原文展示.
──────────

一种测定动物组织中残留苯并咪唑类药物的方法

摘要

本发明公开一种测定动物组织中残留苯并咪唑类药物的方法，该方法包括如下步骤：（1）动物组织样品用乙酸乙酯提取，提取液蒸干；（2）将步骤（1）蒸干余下的残渣溶解，调节溶液至酸性后，加入净化剂聚N-乙烯吡咯烷酮-二乙烯苯磺酸钠进行吸附，分离，再用碱液对净化剂进行解吸，得到的解吸液挥干；（3）步骤（2）挥干得到的残渣用流动相溶解之后上高效液相色谱仪，进行色谱测定。本发明方法在测定动物组织中残留的苯并咪唑类药物时具有良好的准确度、灵敏度和重现性。与现有方法相比，本发明采用聚N-乙烯吡咯烷酮-二乙烯苯磺酸钠作为苯并咪唑类药物的净化剂，使净化操作更为简单便捷。

──────────

数据列表.
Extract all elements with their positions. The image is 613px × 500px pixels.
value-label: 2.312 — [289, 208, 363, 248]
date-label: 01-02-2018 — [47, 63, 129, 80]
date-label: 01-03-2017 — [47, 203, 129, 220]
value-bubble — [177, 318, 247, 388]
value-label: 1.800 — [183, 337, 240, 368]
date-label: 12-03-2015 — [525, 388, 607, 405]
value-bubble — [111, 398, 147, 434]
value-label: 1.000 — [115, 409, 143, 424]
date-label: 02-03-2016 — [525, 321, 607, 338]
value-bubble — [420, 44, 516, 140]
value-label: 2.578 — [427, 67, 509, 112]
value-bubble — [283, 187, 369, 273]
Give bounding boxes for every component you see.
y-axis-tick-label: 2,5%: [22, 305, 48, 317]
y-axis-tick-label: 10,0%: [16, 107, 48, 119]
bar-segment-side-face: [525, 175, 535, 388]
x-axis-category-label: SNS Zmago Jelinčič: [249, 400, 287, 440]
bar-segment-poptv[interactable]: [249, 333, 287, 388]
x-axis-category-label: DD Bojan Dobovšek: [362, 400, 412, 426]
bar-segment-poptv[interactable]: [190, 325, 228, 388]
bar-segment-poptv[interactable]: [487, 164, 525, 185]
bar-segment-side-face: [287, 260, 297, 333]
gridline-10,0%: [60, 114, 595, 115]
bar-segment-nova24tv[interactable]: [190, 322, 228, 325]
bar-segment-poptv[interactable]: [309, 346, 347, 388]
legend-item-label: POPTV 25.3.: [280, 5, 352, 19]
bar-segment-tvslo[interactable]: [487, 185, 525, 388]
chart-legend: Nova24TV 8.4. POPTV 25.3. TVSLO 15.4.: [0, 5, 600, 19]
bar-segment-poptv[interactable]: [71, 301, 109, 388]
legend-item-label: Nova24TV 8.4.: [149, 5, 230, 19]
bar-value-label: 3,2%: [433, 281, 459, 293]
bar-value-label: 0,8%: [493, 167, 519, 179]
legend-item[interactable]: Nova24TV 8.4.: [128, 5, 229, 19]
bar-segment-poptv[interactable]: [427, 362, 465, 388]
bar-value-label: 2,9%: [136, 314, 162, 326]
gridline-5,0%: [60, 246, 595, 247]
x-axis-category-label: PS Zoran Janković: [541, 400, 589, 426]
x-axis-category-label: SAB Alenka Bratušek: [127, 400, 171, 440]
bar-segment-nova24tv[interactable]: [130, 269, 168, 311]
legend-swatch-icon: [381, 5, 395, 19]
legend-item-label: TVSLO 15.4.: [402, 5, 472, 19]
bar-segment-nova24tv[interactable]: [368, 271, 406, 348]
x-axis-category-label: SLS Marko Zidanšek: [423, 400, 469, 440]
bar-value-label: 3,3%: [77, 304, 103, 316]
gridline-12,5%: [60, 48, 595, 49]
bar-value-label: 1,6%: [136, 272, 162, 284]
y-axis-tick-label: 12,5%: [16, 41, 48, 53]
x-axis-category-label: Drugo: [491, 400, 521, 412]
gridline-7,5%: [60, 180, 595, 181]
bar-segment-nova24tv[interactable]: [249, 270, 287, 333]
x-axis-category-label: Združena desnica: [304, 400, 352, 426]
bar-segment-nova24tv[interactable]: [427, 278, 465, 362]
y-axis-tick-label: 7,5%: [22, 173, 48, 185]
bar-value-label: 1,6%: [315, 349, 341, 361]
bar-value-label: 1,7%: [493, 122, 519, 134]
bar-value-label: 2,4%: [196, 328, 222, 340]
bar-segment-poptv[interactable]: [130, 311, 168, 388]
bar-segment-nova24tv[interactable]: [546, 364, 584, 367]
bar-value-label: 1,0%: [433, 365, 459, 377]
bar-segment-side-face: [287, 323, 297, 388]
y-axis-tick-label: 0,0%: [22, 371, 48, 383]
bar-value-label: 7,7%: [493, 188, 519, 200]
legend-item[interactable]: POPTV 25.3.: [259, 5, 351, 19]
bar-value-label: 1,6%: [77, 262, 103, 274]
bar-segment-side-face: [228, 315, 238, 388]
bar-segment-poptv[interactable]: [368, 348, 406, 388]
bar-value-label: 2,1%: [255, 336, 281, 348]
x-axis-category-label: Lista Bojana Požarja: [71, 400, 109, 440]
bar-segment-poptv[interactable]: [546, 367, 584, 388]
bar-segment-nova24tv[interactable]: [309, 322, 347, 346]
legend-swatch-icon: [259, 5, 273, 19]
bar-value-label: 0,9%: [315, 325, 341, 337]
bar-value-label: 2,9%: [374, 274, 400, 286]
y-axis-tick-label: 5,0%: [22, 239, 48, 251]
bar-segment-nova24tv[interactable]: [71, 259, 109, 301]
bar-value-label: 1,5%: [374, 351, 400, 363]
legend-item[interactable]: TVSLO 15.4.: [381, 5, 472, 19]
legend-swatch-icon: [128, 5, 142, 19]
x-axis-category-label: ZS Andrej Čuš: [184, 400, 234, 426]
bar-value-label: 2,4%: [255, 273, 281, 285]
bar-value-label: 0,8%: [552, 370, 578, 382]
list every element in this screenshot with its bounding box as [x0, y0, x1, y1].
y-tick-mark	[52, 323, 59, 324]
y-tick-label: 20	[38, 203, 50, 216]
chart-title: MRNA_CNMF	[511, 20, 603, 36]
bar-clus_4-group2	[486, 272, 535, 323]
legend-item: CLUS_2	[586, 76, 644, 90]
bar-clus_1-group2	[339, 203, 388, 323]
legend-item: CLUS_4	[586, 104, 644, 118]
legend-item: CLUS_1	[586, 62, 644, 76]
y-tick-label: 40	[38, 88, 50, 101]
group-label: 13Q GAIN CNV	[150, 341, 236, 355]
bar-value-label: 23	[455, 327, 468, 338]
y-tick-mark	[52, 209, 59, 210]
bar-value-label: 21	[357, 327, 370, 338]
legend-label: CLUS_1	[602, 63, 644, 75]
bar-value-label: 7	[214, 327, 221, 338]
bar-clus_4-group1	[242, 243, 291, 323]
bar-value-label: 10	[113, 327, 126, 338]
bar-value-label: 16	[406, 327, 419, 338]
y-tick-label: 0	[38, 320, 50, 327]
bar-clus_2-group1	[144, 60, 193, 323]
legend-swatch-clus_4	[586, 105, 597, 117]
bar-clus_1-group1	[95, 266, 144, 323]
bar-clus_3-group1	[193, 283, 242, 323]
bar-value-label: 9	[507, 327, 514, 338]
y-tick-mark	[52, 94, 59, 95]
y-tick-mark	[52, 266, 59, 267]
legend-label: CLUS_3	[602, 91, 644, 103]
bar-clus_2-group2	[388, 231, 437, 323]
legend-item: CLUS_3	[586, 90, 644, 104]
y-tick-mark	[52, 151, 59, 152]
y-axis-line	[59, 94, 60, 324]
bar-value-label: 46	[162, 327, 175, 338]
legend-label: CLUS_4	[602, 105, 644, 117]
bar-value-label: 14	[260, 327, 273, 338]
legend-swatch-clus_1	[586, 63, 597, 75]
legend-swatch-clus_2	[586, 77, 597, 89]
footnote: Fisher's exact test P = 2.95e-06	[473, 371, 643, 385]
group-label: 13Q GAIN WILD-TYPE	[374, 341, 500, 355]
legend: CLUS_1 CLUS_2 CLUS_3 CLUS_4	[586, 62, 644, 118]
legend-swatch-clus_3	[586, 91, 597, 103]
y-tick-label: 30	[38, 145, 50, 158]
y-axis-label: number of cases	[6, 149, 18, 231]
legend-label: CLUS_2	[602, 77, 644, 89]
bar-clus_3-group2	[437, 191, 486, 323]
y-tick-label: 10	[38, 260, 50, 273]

──────────

任务说明. 根据关于苯并咪唑类药物残留测定方法的原文，列出该方法在测定时具有的全部良好性能。 这些行与原文内容没有关联。

参考答案. 准确度、灵敏度、重现性。